*REQUIRED WORK*.
A - In the passage on the Asian financial crisis, how much of its value did the Indonesian currency lose once the bail-out loans were agreed?
B - Output the passage on the Asian financial crisis word for word, from "This is where" up to and including "Suharto from power.".

*PASSAGE GIVEN*.

----

After the Bretton Woods agreement collapsed, the rules of balanced budgets no longer applied. During the 80s and 90s, the US could run up deficits as recklessly as it liked, which indeed it did. Having spotted openings in South East Asia, capital flowed at breakneck speed to develop markets where the cost of production would be cheaper than in the West. By the mid to late 90s, it became clear that too much capital was being invested into the Thai economy, and that its emerging export and weak domestic consumer markets couldn’t respond quickly enough. Investors panicked and withdrew their money. In a classic cycle of debt deflation, prices collapsed, firms went bankrupt, profit margins shrunk, unemployment soared and confidence in the South East Asian economy evaporated. The collapse of the baht spread to other Asian economies, which in turn decreased demand in those economies for primary products from Japan, which had struggled with its own overinvestment crisis for a decade already.

This is where Curtis picks up the story. The IMF offered to bail out the Asian economies, on the condition that they turned themselves into neoliberal economies – i.e. reduce state spending (on infrastructure, welfare etc) and open themselves up entirely to the free market. In other words, they must adopt the very model which had swallowed them up and spat them out. This worked in Thailand, but in Indonesia the dictator-President General Suharto refused to accede to the IMF’s demands. In order to generate a return on investment, US capital depended on temperate economic conditions in Indonesia, and Treasury Secretary Robert Rubin decided there was no alternative but to force Suharto from power.

Curtis intersperses a self-justifying interview with Rubin – who sat on the Boards of Goldman Sachs and Citigroup immediately before and after he became responsible for the US’s financial and monetary policies – with reports of the collapse of Indonesian political and economic life. Rubin repeatedly defends his actions by claiming to act in the interests of the “global economy” – but by global economy, he means the holders of capital, those few, wealthy people who hoped to get wealthier by restructuring Third World economies into profit machines.

Suharto gave in and the IMF agreed to the bail-out loans. But almost instantly, the Indonesian currency collapsed, losing 80% of its value. The same happened in Thailand and South Korea. Why did this happen? Why did huge injections of capital fail to stabilise these tottering economies? Because, as Curtis explains, the money that was paid into Indonesian and Thai and South Korean banks was immediately used to pay back the loans of Western lenders. The loans were never intended to help the countries, only to compensate the American financiers who had over-invested their capital into countries without the stability to withstand such rapid injections. The result was that these countries never saw the IMF loans, their economies collapsed, and their taxpayers were still faced with massive debts to pay back.

----

*RECORDED INFORMATION*.
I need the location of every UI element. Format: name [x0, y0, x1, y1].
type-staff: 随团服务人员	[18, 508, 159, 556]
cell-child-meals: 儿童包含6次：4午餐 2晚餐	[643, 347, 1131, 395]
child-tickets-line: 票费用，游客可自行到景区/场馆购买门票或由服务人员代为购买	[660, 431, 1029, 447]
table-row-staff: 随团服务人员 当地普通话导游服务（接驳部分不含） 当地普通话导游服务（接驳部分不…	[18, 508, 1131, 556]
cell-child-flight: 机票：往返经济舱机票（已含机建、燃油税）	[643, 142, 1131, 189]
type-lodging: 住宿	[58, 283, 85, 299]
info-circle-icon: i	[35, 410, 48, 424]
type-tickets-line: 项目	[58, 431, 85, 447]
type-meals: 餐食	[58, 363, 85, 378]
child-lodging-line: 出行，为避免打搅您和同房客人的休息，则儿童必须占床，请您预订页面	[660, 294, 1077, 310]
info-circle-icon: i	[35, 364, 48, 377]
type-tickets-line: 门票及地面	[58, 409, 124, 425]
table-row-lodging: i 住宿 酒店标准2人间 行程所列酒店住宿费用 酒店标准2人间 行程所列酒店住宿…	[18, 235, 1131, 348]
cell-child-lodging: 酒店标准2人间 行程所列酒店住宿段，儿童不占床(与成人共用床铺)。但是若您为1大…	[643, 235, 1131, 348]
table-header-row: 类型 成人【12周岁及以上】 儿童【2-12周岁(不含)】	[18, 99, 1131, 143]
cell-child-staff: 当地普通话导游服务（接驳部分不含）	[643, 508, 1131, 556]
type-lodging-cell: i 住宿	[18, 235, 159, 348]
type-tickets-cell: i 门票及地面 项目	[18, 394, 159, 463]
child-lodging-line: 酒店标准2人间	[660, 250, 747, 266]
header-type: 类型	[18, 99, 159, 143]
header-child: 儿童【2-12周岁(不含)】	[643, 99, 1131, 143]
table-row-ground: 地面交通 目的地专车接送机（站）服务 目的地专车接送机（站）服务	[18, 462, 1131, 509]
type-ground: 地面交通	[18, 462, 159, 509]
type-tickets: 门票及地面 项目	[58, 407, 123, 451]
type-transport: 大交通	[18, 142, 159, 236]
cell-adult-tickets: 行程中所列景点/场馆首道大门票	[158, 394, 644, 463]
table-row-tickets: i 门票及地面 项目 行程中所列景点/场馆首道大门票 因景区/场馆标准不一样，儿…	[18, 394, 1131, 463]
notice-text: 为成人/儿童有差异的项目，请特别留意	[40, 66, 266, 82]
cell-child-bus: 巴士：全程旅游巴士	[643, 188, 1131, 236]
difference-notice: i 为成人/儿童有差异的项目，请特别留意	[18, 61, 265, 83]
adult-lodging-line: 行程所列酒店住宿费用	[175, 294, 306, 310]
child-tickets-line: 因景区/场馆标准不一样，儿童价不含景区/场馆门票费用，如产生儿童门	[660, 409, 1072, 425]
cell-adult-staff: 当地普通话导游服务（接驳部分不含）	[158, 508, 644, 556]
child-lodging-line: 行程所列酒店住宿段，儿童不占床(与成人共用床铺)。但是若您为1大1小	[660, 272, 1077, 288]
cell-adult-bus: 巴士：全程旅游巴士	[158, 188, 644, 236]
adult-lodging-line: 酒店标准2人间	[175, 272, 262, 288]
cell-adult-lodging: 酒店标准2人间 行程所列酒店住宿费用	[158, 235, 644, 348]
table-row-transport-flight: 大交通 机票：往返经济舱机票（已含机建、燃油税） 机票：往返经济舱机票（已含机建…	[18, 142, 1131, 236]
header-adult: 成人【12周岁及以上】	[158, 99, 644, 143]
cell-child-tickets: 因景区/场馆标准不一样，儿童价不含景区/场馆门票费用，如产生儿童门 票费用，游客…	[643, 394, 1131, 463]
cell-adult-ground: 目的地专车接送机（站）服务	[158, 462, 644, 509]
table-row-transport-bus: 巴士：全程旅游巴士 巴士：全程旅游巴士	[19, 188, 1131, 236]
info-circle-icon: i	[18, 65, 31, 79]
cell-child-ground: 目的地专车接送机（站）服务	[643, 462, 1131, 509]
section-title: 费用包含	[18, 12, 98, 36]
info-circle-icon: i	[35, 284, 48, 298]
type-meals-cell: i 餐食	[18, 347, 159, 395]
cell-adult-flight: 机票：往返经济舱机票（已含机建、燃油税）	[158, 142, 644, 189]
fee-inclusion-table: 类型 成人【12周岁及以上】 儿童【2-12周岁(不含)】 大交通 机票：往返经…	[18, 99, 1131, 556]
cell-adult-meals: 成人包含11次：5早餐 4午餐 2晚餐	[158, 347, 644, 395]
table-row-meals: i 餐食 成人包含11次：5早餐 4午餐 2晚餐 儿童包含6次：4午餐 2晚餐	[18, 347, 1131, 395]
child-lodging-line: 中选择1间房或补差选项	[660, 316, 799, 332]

----

*EXPECTED OUTPUTS*.
A - 80% of its value.

B -
This is where Curtis picks up the story. The IMF offered to bail out the Asian economies, on the condition that they turned themselves into neoliberal economies – i.e. reduce state spending (on infrastructure, welfare etc) and open themselves up entirely to the free market. In other words, they must adopt the very model which had swallowed them up and spat them out. This worked in Thailand, but in Indonesia the dictator-President General Suharto refused to accede to the IMF’s demands. In order to generate a return on investment, US capital depended on temperate economic conditions in Indonesia, and Treasury Secretary Robert Rubin decided there was no alternative but to force Suharto from power.